(Entries):
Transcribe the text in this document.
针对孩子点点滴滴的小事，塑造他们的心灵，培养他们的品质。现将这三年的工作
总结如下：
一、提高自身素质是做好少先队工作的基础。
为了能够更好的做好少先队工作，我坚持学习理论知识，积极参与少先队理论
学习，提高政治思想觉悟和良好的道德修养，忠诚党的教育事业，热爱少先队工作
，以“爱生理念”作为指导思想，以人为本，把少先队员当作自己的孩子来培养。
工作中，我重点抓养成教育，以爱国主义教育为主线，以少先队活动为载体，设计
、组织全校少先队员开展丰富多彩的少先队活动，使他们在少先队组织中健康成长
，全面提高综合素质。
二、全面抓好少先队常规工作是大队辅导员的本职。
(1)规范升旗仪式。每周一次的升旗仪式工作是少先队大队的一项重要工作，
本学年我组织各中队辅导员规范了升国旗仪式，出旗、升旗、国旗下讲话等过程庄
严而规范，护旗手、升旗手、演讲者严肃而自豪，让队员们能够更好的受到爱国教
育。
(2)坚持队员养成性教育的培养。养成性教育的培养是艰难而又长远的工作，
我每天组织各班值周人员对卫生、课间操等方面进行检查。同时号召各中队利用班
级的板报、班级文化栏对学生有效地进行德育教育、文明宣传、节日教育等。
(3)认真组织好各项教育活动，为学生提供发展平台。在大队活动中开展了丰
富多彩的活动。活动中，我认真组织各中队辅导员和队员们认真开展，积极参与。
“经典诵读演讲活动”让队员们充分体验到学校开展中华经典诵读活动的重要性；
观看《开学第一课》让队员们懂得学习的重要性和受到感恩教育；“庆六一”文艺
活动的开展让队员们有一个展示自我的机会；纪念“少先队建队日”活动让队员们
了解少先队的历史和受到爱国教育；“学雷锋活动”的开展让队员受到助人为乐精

(Job):
Reproduce the records above exactly as they appear.

(Answer to this task):
Transcribe the text in this document.
针对孩子点点滴滴的小事，塑造他们的心灵，培养他们的品质。现将这三年的工作
总结如下：
一、提高自身素质是做好少先队工作的基础。
为了能够更好的做好少先队工作，我坚持学习理论知识，积极参与少先队理论
学习，提高政治思想觉悟和良好的道德修养，忠诚党的教育事业，热爱少先队工作
，以“爱生理念”作为指导思想，以人为本，把少先队员当作自己的孩子来培养。
工作中，我重点抓养成教育，以爱国主义教育为主线，以少先队活动为载体，设计
、组织全校少先队员开展丰富多彩的少先队活动，使他们在少先队组织中健康成长
，全面提高综合素质。
二、全面抓好少先队常规工作是大队辅导员的本职。
(1)规范升旗仪式。每周一次的升旗仪式工作是少先队大队的一项重要工作，
本学年我组织各中队辅导员规范了升国旗仪式，出旗、升旗、国旗下讲话等过程庄
严而规范，护旗手、升旗手、演讲者严肃而自豪，让队员们能够更好的受到爱国教
育。
(2)坚持队员养成性教育的培养。养成性教育的培养是艰难而又长远的工作，
我每天组织各班值周人员对卫生、课间操等方面进行检查。同时号召各中队利用班
级的板报、班级文化栏对学生有效地进行德育教育、文明宣传、节日教育等。
(3)认真组织好各项教育活动，为学生提供发展平台。在大队活动中开展了丰
富多彩的活动。活动中，我认真组织各中队辅导员和队员们认真开展，积极参与。
“经典诵读演讲活动”让队员们充分体验到学校开展中华经典诵读活动的重要性；
观看《开学第一课》让队员们懂得学习的重要性和受到感恩教育；“庆六一”文艺
活动的开展让队员们有一个展示自我的机会；纪念“少先队建队日”活动让队员们
了解少先队的历史和受到爱国教育；“学雷锋活动”的开展让队员受到助人为乐精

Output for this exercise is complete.